THE EXERCISE: Copy out all lines carrying the word "likes".

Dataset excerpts
** START **
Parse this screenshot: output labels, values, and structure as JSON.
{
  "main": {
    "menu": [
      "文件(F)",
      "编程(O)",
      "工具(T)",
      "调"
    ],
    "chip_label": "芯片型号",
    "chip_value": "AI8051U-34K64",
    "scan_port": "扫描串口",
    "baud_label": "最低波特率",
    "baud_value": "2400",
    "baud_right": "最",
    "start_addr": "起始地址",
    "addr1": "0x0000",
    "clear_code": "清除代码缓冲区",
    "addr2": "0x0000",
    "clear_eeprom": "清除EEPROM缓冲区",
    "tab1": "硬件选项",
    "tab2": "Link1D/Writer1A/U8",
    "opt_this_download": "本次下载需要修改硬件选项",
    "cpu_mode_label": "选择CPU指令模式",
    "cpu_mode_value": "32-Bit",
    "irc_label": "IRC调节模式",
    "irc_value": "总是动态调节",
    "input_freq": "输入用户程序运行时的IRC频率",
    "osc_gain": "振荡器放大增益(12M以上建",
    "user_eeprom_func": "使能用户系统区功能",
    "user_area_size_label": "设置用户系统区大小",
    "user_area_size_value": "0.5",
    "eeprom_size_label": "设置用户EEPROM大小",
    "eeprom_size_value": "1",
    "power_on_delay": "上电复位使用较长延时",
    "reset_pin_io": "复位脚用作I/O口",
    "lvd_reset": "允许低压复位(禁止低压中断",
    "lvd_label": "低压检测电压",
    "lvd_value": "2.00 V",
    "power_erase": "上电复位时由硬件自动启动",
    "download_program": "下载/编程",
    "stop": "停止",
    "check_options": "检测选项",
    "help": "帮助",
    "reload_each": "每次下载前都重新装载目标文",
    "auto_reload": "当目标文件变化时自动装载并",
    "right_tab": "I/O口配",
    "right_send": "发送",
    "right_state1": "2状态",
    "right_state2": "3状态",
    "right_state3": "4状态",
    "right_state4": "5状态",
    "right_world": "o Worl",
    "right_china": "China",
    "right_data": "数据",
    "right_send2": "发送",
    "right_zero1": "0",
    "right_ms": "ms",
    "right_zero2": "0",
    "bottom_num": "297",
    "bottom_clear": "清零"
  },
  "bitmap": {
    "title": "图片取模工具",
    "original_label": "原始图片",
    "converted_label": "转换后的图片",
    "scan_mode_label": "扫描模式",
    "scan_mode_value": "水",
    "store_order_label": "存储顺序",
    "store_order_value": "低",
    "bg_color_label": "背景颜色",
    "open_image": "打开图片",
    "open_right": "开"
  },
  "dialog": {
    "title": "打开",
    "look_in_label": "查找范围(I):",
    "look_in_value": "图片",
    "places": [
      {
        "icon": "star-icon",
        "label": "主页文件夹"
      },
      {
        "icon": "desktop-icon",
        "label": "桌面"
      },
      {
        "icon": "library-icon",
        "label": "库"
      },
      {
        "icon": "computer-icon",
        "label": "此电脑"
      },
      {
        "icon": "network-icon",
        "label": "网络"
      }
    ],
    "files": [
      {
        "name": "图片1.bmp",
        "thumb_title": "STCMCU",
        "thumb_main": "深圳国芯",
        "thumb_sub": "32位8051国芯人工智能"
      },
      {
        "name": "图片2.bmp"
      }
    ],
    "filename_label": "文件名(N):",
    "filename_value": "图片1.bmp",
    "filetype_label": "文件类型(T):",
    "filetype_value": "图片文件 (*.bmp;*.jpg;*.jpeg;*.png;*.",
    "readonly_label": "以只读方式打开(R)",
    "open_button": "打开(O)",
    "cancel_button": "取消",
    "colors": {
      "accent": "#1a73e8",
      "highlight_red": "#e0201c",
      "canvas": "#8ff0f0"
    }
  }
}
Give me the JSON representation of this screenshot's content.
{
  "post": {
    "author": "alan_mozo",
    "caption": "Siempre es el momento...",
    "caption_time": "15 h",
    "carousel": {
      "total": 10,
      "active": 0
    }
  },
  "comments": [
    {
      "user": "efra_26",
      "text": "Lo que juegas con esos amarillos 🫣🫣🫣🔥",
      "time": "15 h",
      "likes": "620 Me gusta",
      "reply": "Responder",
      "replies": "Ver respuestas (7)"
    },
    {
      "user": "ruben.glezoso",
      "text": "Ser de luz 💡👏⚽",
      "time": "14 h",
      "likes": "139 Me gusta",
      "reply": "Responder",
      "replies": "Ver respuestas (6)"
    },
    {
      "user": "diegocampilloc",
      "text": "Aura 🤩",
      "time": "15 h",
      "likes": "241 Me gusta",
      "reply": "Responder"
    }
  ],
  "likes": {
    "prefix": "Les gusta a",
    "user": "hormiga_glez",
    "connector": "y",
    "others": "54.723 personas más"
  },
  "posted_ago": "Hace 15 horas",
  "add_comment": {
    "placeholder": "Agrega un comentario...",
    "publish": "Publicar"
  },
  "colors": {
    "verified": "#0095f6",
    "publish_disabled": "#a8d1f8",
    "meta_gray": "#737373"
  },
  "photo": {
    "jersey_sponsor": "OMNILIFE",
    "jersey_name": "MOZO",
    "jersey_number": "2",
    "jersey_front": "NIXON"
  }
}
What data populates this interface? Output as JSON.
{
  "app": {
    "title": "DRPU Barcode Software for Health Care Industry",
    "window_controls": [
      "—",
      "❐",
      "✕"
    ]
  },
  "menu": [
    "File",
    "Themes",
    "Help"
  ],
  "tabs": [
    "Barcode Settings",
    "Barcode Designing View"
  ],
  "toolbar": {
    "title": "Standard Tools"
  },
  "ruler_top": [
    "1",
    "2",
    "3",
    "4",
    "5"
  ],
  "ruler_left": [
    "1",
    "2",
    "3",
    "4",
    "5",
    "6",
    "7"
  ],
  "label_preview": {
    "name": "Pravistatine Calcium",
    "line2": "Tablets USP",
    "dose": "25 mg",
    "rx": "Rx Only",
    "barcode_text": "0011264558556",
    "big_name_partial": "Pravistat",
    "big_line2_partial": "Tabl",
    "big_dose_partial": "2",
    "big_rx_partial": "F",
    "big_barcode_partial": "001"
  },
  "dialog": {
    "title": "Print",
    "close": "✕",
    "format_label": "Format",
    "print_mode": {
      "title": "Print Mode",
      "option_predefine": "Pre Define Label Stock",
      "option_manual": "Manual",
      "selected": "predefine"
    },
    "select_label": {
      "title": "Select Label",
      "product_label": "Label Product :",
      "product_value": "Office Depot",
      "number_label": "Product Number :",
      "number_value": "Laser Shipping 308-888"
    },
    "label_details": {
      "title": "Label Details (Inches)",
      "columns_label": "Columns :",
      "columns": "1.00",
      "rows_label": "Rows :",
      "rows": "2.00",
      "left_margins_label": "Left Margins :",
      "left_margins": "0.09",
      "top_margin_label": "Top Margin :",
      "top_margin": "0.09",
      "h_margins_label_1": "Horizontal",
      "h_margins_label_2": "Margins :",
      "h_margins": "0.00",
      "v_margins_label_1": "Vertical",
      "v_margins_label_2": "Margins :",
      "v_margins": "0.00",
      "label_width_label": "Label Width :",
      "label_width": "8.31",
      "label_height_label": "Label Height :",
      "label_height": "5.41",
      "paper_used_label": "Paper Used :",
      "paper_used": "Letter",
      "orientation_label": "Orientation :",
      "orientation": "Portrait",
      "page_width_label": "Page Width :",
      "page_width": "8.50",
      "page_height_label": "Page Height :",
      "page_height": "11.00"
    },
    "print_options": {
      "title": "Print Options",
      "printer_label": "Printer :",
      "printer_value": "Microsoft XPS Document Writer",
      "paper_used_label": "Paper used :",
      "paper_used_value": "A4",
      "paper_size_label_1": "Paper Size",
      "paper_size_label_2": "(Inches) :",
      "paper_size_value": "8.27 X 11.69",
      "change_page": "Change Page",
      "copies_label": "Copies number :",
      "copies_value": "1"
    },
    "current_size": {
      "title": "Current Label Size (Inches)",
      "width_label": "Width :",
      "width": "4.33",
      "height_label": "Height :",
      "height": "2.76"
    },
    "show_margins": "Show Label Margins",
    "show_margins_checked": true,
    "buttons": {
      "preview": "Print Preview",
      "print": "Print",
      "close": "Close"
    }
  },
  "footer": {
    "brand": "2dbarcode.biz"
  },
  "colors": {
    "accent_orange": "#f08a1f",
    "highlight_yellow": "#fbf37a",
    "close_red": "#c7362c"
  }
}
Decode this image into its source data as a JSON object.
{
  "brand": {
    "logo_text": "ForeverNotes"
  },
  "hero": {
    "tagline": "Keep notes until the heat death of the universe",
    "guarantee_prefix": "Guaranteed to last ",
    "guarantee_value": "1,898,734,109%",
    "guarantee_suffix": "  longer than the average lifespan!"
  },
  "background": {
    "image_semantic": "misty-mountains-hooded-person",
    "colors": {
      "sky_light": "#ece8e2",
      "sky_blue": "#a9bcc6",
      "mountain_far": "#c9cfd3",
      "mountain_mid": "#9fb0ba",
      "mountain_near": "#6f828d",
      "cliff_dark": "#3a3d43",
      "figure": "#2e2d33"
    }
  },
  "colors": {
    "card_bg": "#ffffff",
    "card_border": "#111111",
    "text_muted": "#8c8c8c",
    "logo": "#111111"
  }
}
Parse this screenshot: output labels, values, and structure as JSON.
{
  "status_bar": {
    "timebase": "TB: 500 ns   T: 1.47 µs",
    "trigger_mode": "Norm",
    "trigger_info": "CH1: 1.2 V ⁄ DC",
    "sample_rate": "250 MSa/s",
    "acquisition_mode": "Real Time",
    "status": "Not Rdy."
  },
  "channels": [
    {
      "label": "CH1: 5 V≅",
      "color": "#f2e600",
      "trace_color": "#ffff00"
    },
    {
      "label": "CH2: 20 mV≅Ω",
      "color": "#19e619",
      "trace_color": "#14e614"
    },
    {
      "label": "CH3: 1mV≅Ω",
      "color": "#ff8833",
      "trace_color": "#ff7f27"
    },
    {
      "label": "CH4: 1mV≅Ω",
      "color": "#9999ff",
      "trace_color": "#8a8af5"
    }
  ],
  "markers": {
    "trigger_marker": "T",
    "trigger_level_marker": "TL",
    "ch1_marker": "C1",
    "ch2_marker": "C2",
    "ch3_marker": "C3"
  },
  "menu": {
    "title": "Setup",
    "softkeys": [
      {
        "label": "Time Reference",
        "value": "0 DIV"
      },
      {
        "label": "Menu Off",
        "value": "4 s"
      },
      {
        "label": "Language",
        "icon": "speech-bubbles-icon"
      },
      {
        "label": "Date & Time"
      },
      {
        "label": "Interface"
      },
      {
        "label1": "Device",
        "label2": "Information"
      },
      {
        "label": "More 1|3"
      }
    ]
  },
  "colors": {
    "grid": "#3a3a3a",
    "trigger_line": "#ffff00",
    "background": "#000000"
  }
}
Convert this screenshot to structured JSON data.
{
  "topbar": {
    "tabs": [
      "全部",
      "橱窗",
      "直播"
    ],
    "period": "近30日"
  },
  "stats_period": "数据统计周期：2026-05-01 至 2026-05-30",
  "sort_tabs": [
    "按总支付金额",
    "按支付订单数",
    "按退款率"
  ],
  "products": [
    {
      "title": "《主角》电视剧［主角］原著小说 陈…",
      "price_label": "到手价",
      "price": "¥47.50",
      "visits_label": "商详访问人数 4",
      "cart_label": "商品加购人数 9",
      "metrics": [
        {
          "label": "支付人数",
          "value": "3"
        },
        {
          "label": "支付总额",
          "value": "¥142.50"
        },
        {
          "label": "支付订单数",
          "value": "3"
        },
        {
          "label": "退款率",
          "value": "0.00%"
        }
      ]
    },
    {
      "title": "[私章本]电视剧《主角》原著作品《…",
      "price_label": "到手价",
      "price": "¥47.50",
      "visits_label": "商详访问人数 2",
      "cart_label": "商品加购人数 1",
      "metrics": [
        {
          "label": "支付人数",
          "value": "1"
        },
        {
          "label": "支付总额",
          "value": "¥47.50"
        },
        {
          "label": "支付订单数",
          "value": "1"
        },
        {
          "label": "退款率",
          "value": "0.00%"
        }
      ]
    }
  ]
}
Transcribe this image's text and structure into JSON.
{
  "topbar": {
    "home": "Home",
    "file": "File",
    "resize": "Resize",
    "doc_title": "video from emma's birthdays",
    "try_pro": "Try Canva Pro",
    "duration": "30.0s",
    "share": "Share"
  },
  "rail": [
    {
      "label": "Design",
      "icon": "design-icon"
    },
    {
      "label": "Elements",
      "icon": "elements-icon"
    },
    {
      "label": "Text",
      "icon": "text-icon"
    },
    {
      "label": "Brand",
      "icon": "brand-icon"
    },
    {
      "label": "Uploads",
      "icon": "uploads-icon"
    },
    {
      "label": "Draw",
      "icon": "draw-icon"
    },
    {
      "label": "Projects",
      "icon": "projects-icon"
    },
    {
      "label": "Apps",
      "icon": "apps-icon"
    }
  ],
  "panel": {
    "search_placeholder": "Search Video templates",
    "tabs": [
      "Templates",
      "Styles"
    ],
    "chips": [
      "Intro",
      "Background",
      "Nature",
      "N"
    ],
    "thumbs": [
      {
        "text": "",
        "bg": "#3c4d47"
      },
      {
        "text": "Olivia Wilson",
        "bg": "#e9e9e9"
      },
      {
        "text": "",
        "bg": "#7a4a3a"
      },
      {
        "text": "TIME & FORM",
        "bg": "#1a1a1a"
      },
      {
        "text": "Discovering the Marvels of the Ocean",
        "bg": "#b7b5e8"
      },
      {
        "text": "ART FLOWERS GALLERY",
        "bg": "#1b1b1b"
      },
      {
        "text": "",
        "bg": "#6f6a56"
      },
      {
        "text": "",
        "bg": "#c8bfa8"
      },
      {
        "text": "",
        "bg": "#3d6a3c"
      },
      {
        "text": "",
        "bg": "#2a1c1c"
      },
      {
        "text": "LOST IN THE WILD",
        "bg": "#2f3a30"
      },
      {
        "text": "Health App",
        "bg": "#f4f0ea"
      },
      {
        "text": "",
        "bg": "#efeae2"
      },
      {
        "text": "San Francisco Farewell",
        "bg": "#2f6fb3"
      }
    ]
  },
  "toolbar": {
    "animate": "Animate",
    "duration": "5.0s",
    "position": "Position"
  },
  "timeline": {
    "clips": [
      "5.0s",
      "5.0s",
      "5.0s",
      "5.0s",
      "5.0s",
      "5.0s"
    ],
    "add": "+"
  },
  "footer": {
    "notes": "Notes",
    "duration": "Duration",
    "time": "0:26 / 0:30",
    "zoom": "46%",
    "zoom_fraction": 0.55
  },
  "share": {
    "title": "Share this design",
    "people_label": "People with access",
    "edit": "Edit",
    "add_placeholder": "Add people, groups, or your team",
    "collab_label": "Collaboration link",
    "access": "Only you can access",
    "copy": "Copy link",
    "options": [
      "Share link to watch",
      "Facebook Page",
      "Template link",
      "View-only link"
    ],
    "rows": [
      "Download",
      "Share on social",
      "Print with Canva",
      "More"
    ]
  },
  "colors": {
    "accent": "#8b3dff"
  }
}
** END **
WRITTEN ANSWER:
      "likes": "620 Me gusta",
      "likes": "139 Me gusta",
      "likes": "241 Me gusta",
  "likes": {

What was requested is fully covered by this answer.